__Information supplied__
## BEGIN
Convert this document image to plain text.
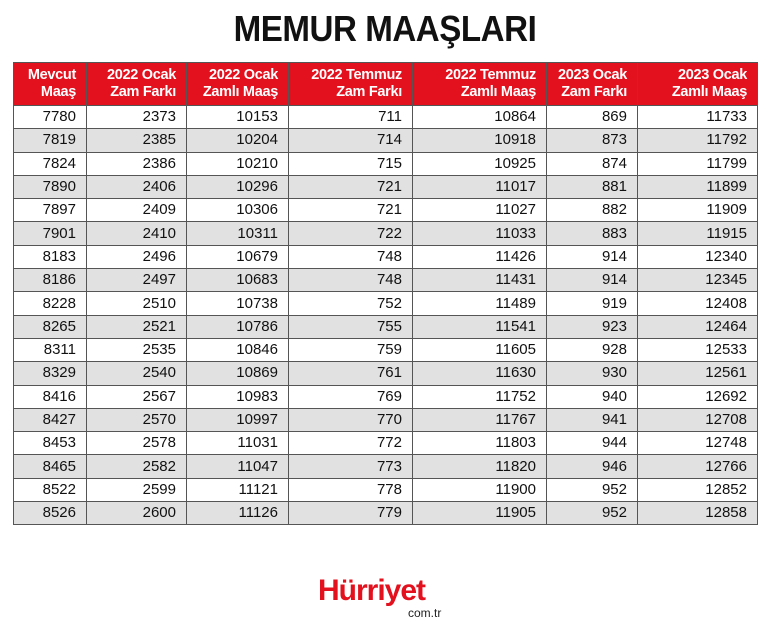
MEMUR MAAŞLARI
Mevcut
Maaş

2022 Ocak
Zam Farkı

2022 Ocak
Zamlı Maaş

2022 Temmuz
Zam Farkı

2022 Temmuz
Zamlı Maaş

2023 Ocak
Zam Farkı

2023 Ocak
Zamlı Maaş

7780	2373	10153	711	10864	869	11733
7819	2385	10204	714	10918	873	11792
7824	2386	10210	715	10925	874	11799
7890	2406	10296	721	11017	881	11899
7897	2409	10306	721	11027	882	11909
7901	2410	10311	722	11033	883	11915
8183	2496	10679	748	11426	914	12340
8186	2497	10683	748	11431	914	12345
8228	2510	10738	752	11489	919	12408
8265	2521	10786	755	11541	923	12464
8311	2535	10846	759	11605	928	12533
8329	2540	10869	761	11630	930	12561
8416	2567	10983	769	11752	940	12692
8427	2570	10997	770	11767	941	12708
8453	2578	11031	772	11803	944	12748
8465	2582	11047	773	11820	946	12766
8522	2599	11121	778	11900	952	12852
8526	2600	11126	779	11905	952	12858
Hürriyet
com.tr
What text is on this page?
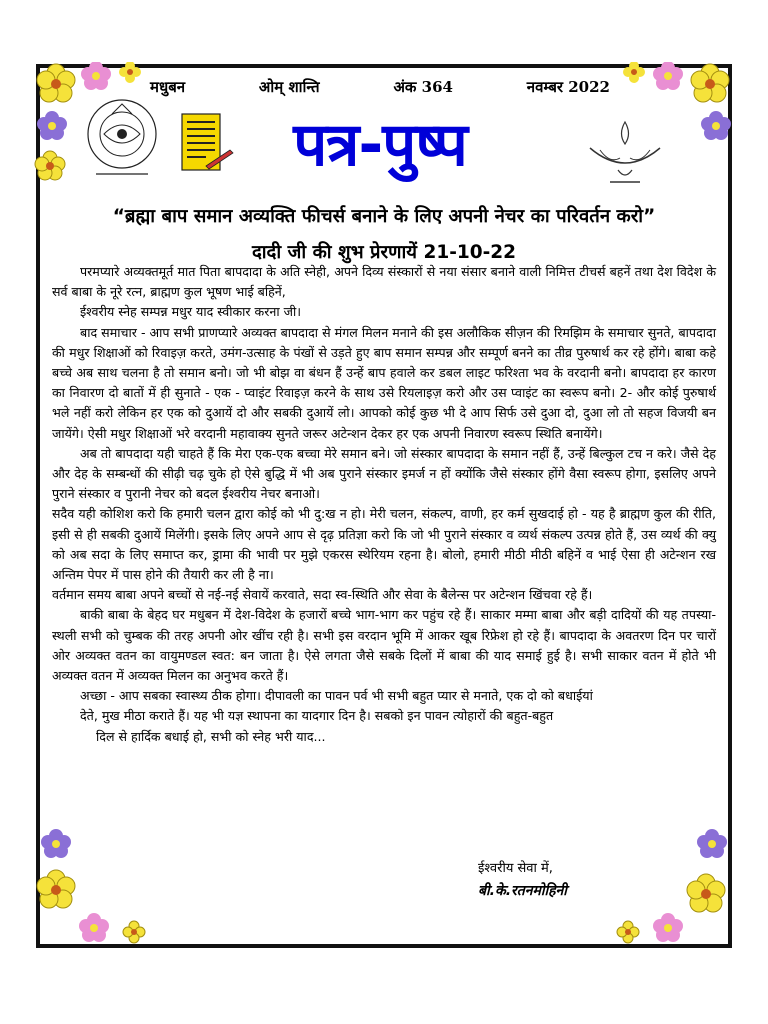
मधुबन	ओम् शान्ति	अंक 364	नवम्बर 2022
पत्र-पुष्प
“ब्रह्मा बाप समान अव्यक्ति फीचर्स बनाने के लिए अपनी नेचर का परिवर्तन करो”
दादी जी की शुभ प्रेरणायें 21-10-22

परमप्यारे अव्यक्तमूर्त मात पिता बापदादा के अति स्नेही, अपने दिव्य संस्कारों से नया संसार बनाने वाली निमित्त टीचर्स बहनें तथा देश विदेश के सर्व बाबा के नूरे रत्न, ब्राह्मण कुल भूषण भाई बहिनें,

ईश्वरीय स्नेह सम्पन्न मधुर याद स्वीकार करना जी।

बाद समाचार - आप सभी प्राणप्यारे अव्यक्त बापदादा से मंगल मिलन मनाने की इस अलौकिक सीज़न की रिमझिम के समाचार सुनते, बापदादा की मधुर शिक्षाओं को रिवाइज़ करते, उमंग-उत्साह के पंखों से उड़ते हुए बाप समान सम्पन्न और सम्पूर्ण बनने का तीव्र पुरुषार्थ कर रहे होंगे। बाबा कहे बच्चे अब साथ चलना है तो समान बनो। जो भी बोझ वा बंधन हैं उन्हें बाप हवाले कर डबल लाइट फरिश्ता भव के वरदानी बनो। बापदादा हर कारण का निवारण दो बातों में ही सुनाते - एक - प्वाइंट रिवाइज़ करने के साथ उसे रियलाइज़ करो और उस प्वाइंट का स्वरूप बनो। 2- और कोई पुरुषार्थ भले नहीं करो लेकिन हर एक को दुआयें दो और सबकी दुआयें लो। आपको कोई कुछ भी दे आप सिर्फ उसे दुआ दो, दुआ लो तो सहज विजयी बन जायेंगे। ऐसी मधुर शिक्षाओं भरे वरदानी महावाक्य सुनते जरूर अटेन्शन देकर हर एक अपनी निवारण स्वरूप स्थिति बनायेंगे।

अब तो बापदादा यही चाहते हैं कि मेरा एक-एक बच्चा मेरे समान बने। जो संस्कार बापदादा के समान नहीं हैं, उन्हें बिल्कुल टच न करे। जैसे देह और देह के सम्बन्धों की सीढ़ी चढ़ चुके हो ऐसे बुद्धि में भी अब पुराने संस्कार इमर्ज न हों क्योंकि जैसे संस्कार होंगे वैसा स्वरूप होगा, इसलिए अपने पुराने संस्कार व पुरानी नेचर को बदल ईश्वरीय नेचर बनाओ।

सदैव यही कोशिश करो कि हमारी चलन द्वारा कोई को भी दु:ख न हो। मेरी चलन, संकल्प, वाणी, हर कर्म सुखदाई हो - यह है ब्राह्मण कुल की रीति, इसी से ही सबकी दुआयें मिलेंगी। इसके लिए अपने आप से दृढ़ प्रतिज्ञा करो कि जो भी पुराने संस्कार व व्यर्थ संकल्प उत्पन्न होते हैं, उस व्यर्थ की क्यु को अब सदा के लिए समाप्त कर, ड्रामा की भावी पर मुझे एकरस स्थेरियम रहना है। बोलो, हमारी मीठी मीठी बहिनें व भाई ऐसा ही अटेन्शन रख अन्तिम पेपर में पास होने की तैयारी कर ली है ना।

वर्तमान समय बाबा अपने बच्चों से नई-नई सेवायें करवाते, सदा स्व-स्थिति और सेवा के बैलेन्स पर अटेन्शन खिंचवा रहे हैं।

बाकी बाबा के बेहद घर मधुबन में देश-विदेश के हजारों बच्चे भाग-भाग कर पहुंच रहे हैं। साकार मम्मा बाबा और बड़ी दादियों की यह तपस्या-स्थली सभी को चुम्बक की तरह अपनी ओर खींच रही है। सभी इस वरदान भूमि में आकर खूब रिफ्रेश हो रहे हैं। बापदादा के अवतरण दिन पर चारों ओर अव्यक्त वतन का वायुमण्डल स्वत: बन जाता है। ऐसे लगता जैसे सबके दिलों में बाबा की याद समाई हुई है। सभी साकार वतन में होते भी अव्यक्त वतन में अव्यक्त मिलन का अनुभव करते हैं।

अच्छा - आप सबका स्वास्थ्य ठीक होगा। दीपावली का पावन पर्व भी सभी बहुत प्यार से मनाते, एक दो को बधाईयां

देते, मुख मीठा कराते हैं। यह भी यज्ञ स्थापना का यादगार दिन है। सबको इन पावन त्योहारों की बहुत-बहुत

दिल से हार्दिक बधाई हो, सभी को स्नेह भरी याद...

ईश्वरीय सेवा में,
बी.के.रतनमोहिनी
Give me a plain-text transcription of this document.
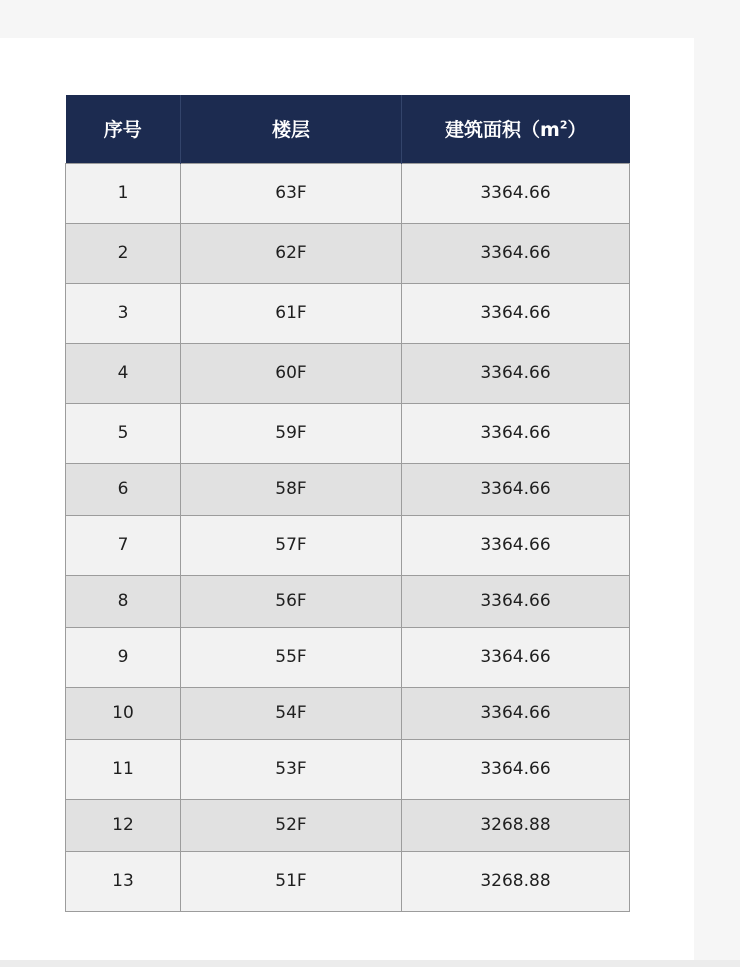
序号	楼层	建筑面积$(m^2)$
1	63F	3364.66
2	62F	3364.66
3	61F	3364.66
4	60F	3364.66
5	59F	3364.66
6	58F	3364.66
7	57F	3364.66
8	56F	3364.66
9	55F	3364.66
10	54F	3364.66
11	53F	3364.66
12	52F	3268.88
13	51F	3268.88
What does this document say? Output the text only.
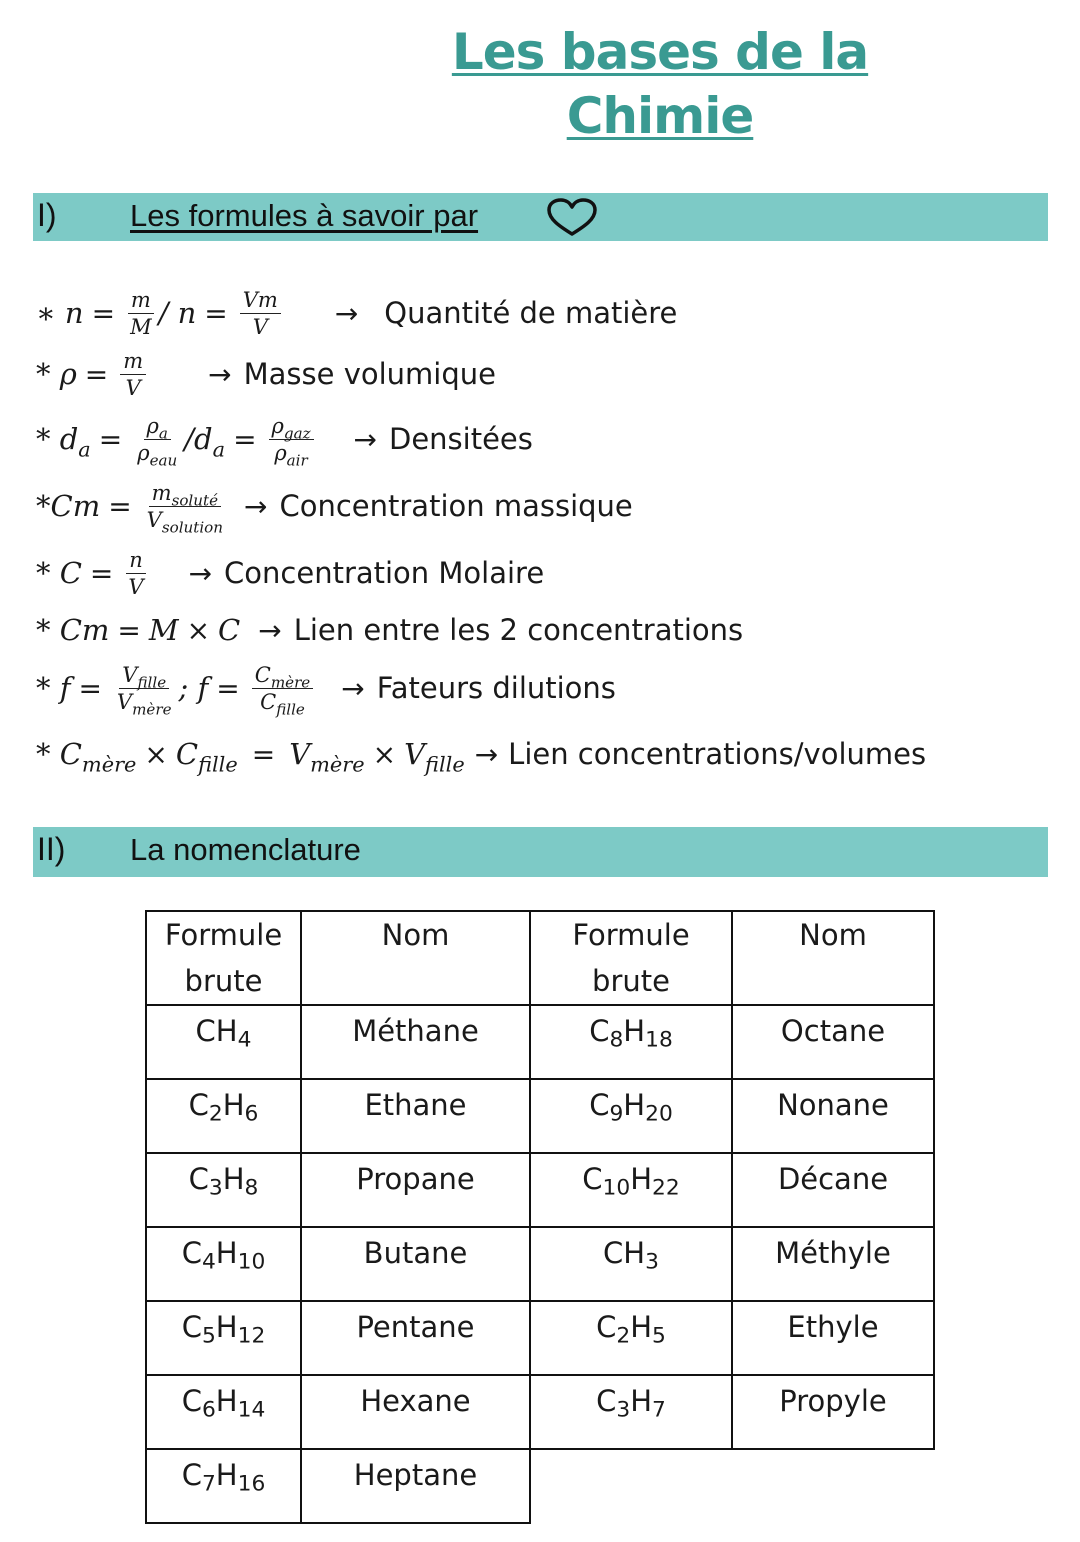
Les bases de la
Chimie
I) Les formules à savoir par
∗ $n = \frac{m}{M} / n = \frac{Vm}{V}$ → Quantité de matière
* $\rho = \frac{m}{V}$ → Masse volumique
* $d_a = \rho_a$
$\rho_{eau}$
$/d_a = \rho_{gaz}$
$\rho_{air}$
→ Densitées
$*Cm = m_{soluté}$
$V_{solution}$
→ Concentration massique
* $C = \frac{n}{V}$ → Concentration Molaire
* Cm = M × C → Lien entre les 2 concentrations
* $f = V_{fille}$
$V_{mère}$
; $f = C_{mère}$
$C_{fille}$
→ Fateurs dilutions
* $C_{mère} \times C_{fille} = V_{mère} \times V_{fille}$ → Lien concentrations/volumes
II) La nomenclature
Formule brute	Nom	Formule brute	Nom
$CH_4$	Méthane	$C_8H_{18}$	Octane
$C_2H_6$	Ethane	$C_9H_{20}$	Nonane
$C_3H_8$	Propane	$C_{10}H_{22}$	Décane
$C_4H_{10}$	Butane	$CH_3$	Méthyle
$C_5H_{12}$	Pentane	$C_2H_5$	Ethyle
$C_6H_{14}$	Hexane	$C_3H_7$	Propyle
$C_7H_{16}$	Heptane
## END
__Goal__
Retype the listing exactly. Pictures do not belong in the copy.

__Result of this exercise__
Convert this document image to plain text.
MEMUR MAAŞLARI
Mevcut
Maaş

2022 Ocak
Zam Farkı

2022 Ocak
Zamlı Maaş

2022 Temmuz
Zam Farkı

2022 Temmuz
Zamlı Maaş

2023 Ocak
Zam Farkı

2023 Ocak
Zamlı Maaş

7780	2373	10153	711	10864	869	11733
7819	2385	10204	714	10918	873	11792
7824	2386	10210	715	10925	874	11799
7890	2406	10296	721	11017	881	11899
7897	2409	10306	721	11027	882	11909
7901	2410	10311	722	11033	883	11915
8183	2496	10679	748	11426	914	12340
8186	2497	10683	748	11431	914	12345
8228	2510	10738	752	11489	919	12408
8265	2521	10786	755	11541	923	12464
8311	2535	10846	759	11605	928	12533
8329	2540	10869	761	11630	930	12561
8416	2567	10983	769	11752	940	12692
8427	2570	10997	770	11767	941	12708
8453	2578	11031	772	11803	944	12748
8465	2582	11047	773	11820	946	12766
8522	2599	11121	778	11900	952	12852
8526	2600	11126	779	11905	952	12858
Hürriyet
com.tr
What text is on this page?
मधुबन	ओम् शान्ति	अंक 364	नवम्बर 2022
पत्र-पुष्प
“ब्रह्मा बाप समान अव्यक्ति फीचर्स बनाने के लिए अपनी नेचर का परिवर्तन करो”
दादी जी की शुभ प्रेरणायें 21-10-22

परमप्यारे अव्यक्तमूर्त मात पिता बापदादा के अति स्नेही, अपने दिव्य संस्कारों से नया संसार बनाने वाली निमित्त टीचर्स बहनें तथा देश विदेश के सर्व बाबा के नूरे रत्न, ब्राह्मण कुल भूषण भाई बहिनें,

ईश्वरीय स्नेह सम्पन्न मधुर याद स्वीकार करना जी।

बाद समाचार - आप सभी प्राणप्यारे अव्यक्त बापदादा से मंगल मिलन मनाने की इस अलौकिक सीज़न की रिमझिम के समाचार सुनते, बापदादा की मधुर शिक्षाओं को रिवाइज़ करते, उमंग-उत्साह के पंखों से उड़ते हुए बाप समान सम्पन्न और सम्पूर्ण बनने का तीव्र पुरुषार्थ कर रहे होंगे। बाबा कहे बच्चे अब साथ चलना है तो समान बनो। जो भी बोझ वा बंधन हैं उन्हें बाप हवाले कर डबल लाइट फरिश्ता भव के वरदानी बनो। बापदादा हर कारण का निवारण दो बातों में ही सुनाते - एक - प्वाइंट रिवाइज़ करने के साथ उसे रियलाइज़ करो और उस प्वाइंट का स्वरूप बनो। 2- और कोई पुरुषार्थ भले नहीं करो लेकिन हर एक को दुआयें दो और सबकी दुआयें लो। आपको कोई कुछ भी दे आप सिर्फ उसे दुआ दो, दुआ लो तो सहज विजयी बन जायेंगे। ऐसी मधुर शिक्षाओं भरे वरदानी महावाक्य सुनते जरूर अटेन्शन देकर हर एक अपनी निवारण स्वरूप स्थिति बनायेंगे।

अब तो बापदादा यही चाहते हैं कि मेरा एक-एक बच्चा मेरे समान बने। जो संस्कार बापदादा के समान नहीं हैं, उन्हें बिल्कुल टच न करे। जैसे देह और देह के सम्बन्धों की सीढ़ी चढ़ चुके हो ऐसे बुद्धि में भी अब पुराने संस्कार इमर्ज न हों क्योंकि जैसे संस्कार होंगे वैसा स्वरूप होगा, इसलिए अपने पुराने संस्कार व पुरानी नेचर को बदल ईश्वरीय नेचर बनाओ।

सदैव यही कोशिश करो कि हमारी चलन द्वारा कोई को भी दु:ख न हो। मेरी चलन, संकल्प, वाणी, हर कर्म सुखदाई हो - यह है ब्राह्मण कुल की रीति, इसी से ही सबकी दुआयें मिलेंगी। इसके लिए अपने आप से दृढ़ प्रतिज्ञा करो कि जो भी पुराने संस्कार व व्यर्थ संकल्प उत्पन्न होते हैं, उस व्यर्थ की क्यु को अब सदा के लिए समाप्त कर, ड्रामा की भावी पर मुझे एकरस स्थेरियम रहना है। बोलो, हमारी मीठी मीठी बहिनें व भाई ऐसा ही अटेन्शन रख अन्तिम पेपर में पास होने की तैयारी कर ली है ना।

वर्तमान समय बाबा अपने बच्चों से नई-नई सेवायें करवाते, सदा स्व-स्थिति और सेवा के बैलेन्स पर अटेन्शन खिंचवा रहे हैं।

बाकी बाबा के बेहद घर मधुबन में देश-विदेश के हजारों बच्चे भाग-भाग कर पहुंच रहे हैं। साकार मम्मा बाबा और बड़ी दादियों की यह तपस्या-स्थली सभी को चुम्बक की तरह अपनी ओर खींच रही है। सभी इस वरदान भूमि में आकर खूब रिफ्रेश हो रहे हैं। बापदादा के अवतरण दिन पर चारों ओर अव्यक्त वतन का वायुमण्डल स्वत: बन जाता है। ऐसे लगता जैसे सबके दिलों में बाबा की याद समाई हुई है। सभी साकार वतन में होते भी अव्यक्त वतन में अव्यक्त मिलन का अनुभव करते हैं।

अच्छा - आप सबका स्वास्थ्य ठीक होगा। दीपावली का पावन पर्व भी सभी बहुत प्यार से मनाते, एक दो को बधाईयां

देते, मुख मीठा कराते हैं। यह भी यज्ञ स्थापना का यादगार दिन है। सबको इन पावन त्योहारों की बहुत-बहुत

दिल से हार्दिक बधाई हो, सभी को स्नेह भरी याद...

ईश्वरीय सेवा में,
बी.के.रतनमोहिनी
Give me a plain-text transcription of this document.
序号	楼层	建筑面积$(m^2)$
1	63F	3364.66
2	62F	3364.66
3	61F	3364.66
4	60F	3364.66
5	59F	3364.66
6	58F	3364.66
7	57F	3364.66
8	56F	3364.66
9	55F	3364.66
10	54F	3364.66
11	53F	3364.66
12	52F	3268.88
13	51F	3268.88
What does this document say? Output the text only.
Les bases de la
Chimie
I) Les formules à savoir par
∗ $n = \frac{m}{M} / n = \frac{Vm}{V}$ → Quantité de matière
* $\rho = \frac{m}{V}$ → Masse volumique
* $d_a = \rho_a$
$\rho_{eau}$
$/d_a = \rho_{gaz}$
$\rho_{air}$
→ Densitées
$*Cm = m_{soluté}$
$V_{solution}$
→ Concentration massique
* $C = \frac{n}{V}$ → Concentration Molaire
* Cm = M × C → Lien entre les 2 concentrations
* $f = V_{fille}$
$V_{mère}$
; $f = C_{mère}$
$C_{fille}$
→ Fateurs dilutions
* $C_{mère} \times C_{fille} = V_{mère} \times V_{fille}$ → Lien concentrations/volumes
II) La nomenclature
Formule brute	Nom	Formule brute	Nom
$CH_4$	Méthane	$C_8H_{18}$	Octane
$C_2H_6$	Ethane	$C_9H_{20}$	Nonane
$C_3H_8$	Propane	$C_{10}H_{22}$	Décane
$C_4H_{10}$	Butane	$CH_3$	Méthyle
$C_5H_{12}$	Pentane	$C_2H_5$	Ethyle
$C_6H_{14}$	Hexane	$C_3H_7$	Propyle
$C_7H_{16}$	Heptane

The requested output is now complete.